===== EXTRACTED INFORMATION =====

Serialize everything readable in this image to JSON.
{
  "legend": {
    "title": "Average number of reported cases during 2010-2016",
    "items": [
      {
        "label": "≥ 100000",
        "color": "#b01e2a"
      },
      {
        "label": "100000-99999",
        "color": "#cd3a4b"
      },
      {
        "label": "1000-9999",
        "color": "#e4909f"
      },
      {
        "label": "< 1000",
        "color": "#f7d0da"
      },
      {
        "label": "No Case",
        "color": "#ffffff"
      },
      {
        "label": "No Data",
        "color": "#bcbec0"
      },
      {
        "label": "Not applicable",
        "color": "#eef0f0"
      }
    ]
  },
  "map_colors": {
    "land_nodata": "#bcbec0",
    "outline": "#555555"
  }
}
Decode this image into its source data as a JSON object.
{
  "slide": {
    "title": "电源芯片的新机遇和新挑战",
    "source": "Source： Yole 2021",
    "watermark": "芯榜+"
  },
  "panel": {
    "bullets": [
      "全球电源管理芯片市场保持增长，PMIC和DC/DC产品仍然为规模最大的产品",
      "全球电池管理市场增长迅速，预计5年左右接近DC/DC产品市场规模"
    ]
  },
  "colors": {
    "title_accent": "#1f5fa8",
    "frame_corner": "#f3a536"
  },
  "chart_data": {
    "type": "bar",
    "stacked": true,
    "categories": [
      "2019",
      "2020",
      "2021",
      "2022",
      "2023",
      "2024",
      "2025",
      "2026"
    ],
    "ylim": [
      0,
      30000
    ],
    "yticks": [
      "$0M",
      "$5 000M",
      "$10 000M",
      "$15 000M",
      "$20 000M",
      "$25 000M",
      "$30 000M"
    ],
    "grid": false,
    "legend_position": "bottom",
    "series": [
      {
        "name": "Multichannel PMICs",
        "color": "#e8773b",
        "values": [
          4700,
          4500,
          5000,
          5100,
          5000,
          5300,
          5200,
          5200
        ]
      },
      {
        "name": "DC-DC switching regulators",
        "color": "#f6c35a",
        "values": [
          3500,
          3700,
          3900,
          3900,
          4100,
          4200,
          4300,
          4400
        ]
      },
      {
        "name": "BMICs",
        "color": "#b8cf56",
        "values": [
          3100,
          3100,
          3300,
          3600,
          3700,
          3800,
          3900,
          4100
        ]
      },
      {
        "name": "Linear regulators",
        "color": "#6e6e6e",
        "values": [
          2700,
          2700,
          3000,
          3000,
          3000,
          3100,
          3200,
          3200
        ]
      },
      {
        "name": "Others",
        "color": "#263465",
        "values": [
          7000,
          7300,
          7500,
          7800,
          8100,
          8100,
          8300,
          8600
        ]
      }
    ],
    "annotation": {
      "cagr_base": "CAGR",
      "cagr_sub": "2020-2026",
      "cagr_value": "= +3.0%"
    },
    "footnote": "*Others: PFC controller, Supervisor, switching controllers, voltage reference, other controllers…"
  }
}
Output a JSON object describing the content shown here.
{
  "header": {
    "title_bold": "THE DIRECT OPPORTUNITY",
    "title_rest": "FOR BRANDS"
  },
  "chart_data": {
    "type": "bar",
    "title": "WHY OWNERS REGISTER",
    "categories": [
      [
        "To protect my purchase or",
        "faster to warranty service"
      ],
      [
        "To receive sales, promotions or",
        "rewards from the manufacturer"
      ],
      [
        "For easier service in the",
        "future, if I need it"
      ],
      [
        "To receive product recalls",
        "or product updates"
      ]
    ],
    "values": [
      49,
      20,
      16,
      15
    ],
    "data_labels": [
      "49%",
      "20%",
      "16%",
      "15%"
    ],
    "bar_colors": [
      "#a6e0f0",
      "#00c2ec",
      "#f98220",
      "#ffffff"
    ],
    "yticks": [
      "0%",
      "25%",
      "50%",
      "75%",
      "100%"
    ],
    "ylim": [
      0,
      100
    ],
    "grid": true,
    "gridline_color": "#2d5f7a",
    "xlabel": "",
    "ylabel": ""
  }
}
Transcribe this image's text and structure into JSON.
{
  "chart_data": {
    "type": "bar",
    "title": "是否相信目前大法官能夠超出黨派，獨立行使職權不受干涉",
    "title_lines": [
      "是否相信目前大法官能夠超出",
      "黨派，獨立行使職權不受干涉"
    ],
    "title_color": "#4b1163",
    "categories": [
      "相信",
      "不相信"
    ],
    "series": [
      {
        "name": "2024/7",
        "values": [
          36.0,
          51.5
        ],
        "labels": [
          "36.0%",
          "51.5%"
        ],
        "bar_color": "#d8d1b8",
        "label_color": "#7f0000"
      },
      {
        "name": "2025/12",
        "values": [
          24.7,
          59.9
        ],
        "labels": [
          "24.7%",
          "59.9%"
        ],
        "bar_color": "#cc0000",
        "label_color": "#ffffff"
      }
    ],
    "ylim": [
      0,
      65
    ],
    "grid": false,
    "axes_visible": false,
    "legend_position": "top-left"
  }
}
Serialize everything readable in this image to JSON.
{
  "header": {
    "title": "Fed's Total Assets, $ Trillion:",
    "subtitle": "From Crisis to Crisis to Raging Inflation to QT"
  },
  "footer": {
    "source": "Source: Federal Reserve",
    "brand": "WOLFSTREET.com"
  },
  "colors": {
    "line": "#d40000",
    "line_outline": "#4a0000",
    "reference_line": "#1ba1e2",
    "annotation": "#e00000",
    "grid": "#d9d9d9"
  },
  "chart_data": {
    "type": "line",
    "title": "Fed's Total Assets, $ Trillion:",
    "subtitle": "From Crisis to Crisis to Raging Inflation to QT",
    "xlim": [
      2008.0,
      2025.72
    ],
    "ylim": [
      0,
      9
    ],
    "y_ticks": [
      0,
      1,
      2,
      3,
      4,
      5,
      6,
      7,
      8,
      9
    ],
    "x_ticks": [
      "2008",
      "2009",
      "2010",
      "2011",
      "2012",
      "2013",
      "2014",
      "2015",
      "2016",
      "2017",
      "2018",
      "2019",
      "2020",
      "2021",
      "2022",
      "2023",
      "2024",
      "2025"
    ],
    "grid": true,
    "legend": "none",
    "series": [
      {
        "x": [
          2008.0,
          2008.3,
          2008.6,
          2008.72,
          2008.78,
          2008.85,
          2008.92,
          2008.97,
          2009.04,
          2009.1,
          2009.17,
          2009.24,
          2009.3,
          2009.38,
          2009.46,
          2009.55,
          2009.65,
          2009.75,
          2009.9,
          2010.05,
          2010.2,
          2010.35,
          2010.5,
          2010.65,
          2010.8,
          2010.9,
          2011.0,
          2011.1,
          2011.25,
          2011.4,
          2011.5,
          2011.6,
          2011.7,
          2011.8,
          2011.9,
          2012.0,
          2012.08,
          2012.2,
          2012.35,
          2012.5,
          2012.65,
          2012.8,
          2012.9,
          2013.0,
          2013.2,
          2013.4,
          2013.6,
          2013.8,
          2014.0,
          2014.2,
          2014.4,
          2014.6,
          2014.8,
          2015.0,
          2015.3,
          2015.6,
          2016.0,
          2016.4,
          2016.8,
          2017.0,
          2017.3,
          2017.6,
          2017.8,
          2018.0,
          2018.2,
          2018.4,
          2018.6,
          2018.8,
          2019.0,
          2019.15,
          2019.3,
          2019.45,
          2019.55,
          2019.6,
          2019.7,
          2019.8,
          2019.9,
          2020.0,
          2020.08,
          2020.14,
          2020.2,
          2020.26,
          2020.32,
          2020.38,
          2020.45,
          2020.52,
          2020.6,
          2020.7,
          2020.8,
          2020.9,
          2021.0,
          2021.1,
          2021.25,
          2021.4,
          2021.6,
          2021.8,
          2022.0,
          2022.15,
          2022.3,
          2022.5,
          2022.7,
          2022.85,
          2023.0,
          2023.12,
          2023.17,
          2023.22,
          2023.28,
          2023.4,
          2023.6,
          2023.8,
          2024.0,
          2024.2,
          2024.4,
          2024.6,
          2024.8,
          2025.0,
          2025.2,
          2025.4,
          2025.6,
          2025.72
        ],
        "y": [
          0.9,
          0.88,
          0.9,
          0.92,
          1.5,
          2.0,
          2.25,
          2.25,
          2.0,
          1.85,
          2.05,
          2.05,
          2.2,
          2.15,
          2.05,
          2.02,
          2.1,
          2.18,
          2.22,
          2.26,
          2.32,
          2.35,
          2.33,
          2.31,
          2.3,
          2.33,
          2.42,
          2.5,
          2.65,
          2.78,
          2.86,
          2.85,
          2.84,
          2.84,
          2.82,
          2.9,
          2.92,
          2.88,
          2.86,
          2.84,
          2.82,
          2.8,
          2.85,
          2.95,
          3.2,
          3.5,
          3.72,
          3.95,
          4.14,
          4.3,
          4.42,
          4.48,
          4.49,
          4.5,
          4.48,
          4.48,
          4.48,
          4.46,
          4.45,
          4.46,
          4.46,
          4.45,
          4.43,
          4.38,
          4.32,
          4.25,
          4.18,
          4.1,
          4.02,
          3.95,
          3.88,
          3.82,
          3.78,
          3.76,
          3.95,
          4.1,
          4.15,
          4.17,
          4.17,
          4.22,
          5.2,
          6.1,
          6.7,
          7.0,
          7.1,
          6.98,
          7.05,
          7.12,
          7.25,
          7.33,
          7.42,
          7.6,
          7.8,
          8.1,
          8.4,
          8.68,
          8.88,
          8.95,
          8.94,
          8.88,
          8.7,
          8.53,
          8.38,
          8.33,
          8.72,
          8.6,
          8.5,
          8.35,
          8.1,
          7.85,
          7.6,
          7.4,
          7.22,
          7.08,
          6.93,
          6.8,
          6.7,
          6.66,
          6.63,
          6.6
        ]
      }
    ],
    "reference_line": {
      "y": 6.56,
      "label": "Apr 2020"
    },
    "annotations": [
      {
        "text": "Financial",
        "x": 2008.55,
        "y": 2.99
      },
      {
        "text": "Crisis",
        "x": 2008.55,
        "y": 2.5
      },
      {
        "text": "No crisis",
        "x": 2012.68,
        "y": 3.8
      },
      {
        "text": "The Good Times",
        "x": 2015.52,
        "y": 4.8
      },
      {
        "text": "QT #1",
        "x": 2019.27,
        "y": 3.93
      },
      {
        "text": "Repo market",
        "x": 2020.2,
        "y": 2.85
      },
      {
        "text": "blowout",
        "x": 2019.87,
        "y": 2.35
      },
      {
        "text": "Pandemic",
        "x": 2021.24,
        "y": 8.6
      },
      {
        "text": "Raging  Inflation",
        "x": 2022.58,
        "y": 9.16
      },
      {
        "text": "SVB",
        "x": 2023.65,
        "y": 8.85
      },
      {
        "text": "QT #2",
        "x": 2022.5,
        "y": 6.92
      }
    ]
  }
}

=====

**WHAT YOU ARE ASKED TO DO**
Select, from the listing, all lines that include the word "subtitle".

**RESPONSE**
    "subtitle": "From Crisis to Crisis to Raging Inflation to QT"
    "subtitle": "From Crisis to Crisis to Raging Inflation to QT",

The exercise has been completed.